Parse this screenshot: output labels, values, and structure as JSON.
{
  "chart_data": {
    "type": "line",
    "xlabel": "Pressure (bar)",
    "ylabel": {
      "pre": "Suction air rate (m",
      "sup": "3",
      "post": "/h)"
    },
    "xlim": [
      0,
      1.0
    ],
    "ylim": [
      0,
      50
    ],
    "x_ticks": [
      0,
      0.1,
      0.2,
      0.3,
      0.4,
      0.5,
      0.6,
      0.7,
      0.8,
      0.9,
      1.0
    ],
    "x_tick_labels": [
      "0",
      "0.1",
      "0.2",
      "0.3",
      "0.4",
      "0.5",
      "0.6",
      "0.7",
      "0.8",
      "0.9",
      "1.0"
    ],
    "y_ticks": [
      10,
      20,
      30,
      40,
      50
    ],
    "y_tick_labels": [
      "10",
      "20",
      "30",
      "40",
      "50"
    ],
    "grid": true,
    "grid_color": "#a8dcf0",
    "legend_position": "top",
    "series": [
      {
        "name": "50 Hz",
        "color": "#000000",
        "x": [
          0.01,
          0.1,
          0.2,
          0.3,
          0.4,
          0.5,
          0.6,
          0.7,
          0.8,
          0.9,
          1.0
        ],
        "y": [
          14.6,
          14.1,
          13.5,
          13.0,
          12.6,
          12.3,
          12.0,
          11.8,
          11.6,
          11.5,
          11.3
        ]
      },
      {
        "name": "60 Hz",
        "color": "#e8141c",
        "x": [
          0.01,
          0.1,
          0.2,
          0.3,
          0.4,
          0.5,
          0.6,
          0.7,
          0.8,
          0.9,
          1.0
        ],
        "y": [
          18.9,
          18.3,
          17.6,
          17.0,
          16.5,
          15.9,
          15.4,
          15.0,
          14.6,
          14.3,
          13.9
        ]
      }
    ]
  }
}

·····

- [To be done] Return the entries above exactly, each one complete.

- [Exercise result]
Parse this screenshot: output labels, values, and structure as JSON.
{
  "chart_data": {
    "type": "line",
    "xlabel": "Pressure (bar)",
    "ylabel": {
      "pre": "Suction air rate (m",
      "sup": "3",
      "post": "/h)"
    },
    "xlim": [
      0,
      1.0
    ],
    "ylim": [
      0,
      50
    ],
    "x_ticks": [
      0,
      0.1,
      0.2,
      0.3,
      0.4,
      0.5,
      0.6,
      0.7,
      0.8,
      0.9,
      1.0
    ],
    "x_tick_labels": [
      "0",
      "0.1",
      "0.2",
      "0.3",
      "0.4",
      "0.5",
      "0.6",
      "0.7",
      "0.8",
      "0.9",
      "1.0"
    ],
    "y_ticks": [
      10,
      20,
      30,
      40,
      50
    ],
    "y_tick_labels": [
      "10",
      "20",
      "30",
      "40",
      "50"
    ],
    "grid": true,
    "grid_color": "#a8dcf0",
    "legend_position": "top",
    "series": [
      {
        "name": "50 Hz",
        "color": "#000000",
        "x": [
          0.01,
          0.1,
          0.2,
          0.3,
          0.4,
          0.5,
          0.6,
          0.7,
          0.8,
          0.9,
          1.0
        ],
        "y": [
          14.6,
          14.1,
          13.5,
          13.0,
          12.6,
          12.3,
          12.0,
          11.8,
          11.6,
          11.5,
          11.3
        ]
      },
      {
        "name": "60 Hz",
        "color": "#e8141c",
        "x": [
          0.01,
          0.1,
          0.2,
          0.3,
          0.4,
          0.5,
          0.6,
          0.7,
          0.8,
          0.9,
          1.0
        ],
        "y": [
          18.9,
          18.3,
          17.6,
          17.0,
          16.5,
          15.9,
          15.4,
          15.0,
          14.6,
          14.3,
          13.9
        ]
      }
    ]
  }
}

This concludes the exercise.